§ WHAT NEEDS TO BE DONE
Read the lines that follow and pick out every one containing the word "здоровье".

>> START RECORDS PROVIDED

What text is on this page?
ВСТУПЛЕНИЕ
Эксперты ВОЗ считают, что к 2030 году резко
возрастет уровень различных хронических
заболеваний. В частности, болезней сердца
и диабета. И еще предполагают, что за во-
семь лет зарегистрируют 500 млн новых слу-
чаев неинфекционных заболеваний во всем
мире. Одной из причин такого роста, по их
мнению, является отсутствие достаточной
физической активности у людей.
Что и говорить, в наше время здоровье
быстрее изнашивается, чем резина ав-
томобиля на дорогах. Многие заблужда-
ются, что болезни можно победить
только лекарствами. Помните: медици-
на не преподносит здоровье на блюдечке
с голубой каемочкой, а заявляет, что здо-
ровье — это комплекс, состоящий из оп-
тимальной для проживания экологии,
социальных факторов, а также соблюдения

>> END RECORDS PROVIDED
>> START RECORDS PROVIDED

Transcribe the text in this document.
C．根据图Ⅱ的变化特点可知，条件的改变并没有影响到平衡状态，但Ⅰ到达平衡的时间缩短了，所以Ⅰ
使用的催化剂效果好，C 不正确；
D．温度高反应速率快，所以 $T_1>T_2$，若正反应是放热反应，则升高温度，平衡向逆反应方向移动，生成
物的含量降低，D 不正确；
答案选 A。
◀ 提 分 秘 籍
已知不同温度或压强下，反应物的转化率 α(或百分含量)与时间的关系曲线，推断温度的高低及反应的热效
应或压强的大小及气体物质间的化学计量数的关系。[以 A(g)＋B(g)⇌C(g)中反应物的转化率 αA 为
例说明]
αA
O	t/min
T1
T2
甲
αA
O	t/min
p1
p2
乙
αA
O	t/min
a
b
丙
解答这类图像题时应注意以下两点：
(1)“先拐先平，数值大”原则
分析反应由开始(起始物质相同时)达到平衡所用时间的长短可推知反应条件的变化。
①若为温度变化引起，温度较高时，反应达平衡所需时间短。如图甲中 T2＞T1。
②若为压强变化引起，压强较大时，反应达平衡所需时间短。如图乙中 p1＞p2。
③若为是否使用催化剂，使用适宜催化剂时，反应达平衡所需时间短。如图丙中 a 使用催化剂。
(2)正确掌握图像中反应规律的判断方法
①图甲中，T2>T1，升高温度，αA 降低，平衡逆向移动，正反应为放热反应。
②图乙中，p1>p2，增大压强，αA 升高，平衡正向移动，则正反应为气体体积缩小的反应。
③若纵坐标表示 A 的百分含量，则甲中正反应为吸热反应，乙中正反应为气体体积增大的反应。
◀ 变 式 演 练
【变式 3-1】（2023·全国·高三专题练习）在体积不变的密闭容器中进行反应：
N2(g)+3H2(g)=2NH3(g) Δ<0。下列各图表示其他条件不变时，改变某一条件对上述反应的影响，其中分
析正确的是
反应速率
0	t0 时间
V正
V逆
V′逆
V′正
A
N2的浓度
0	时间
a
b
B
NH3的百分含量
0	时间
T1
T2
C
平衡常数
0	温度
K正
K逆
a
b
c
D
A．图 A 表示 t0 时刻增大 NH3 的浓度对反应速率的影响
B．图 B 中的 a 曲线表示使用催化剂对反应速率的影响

>> END RECORDS PROVIDED

§ CORRECT RESULT
Что и говорить, в наше время здоровье
на не преподносит здоровье на блюдечке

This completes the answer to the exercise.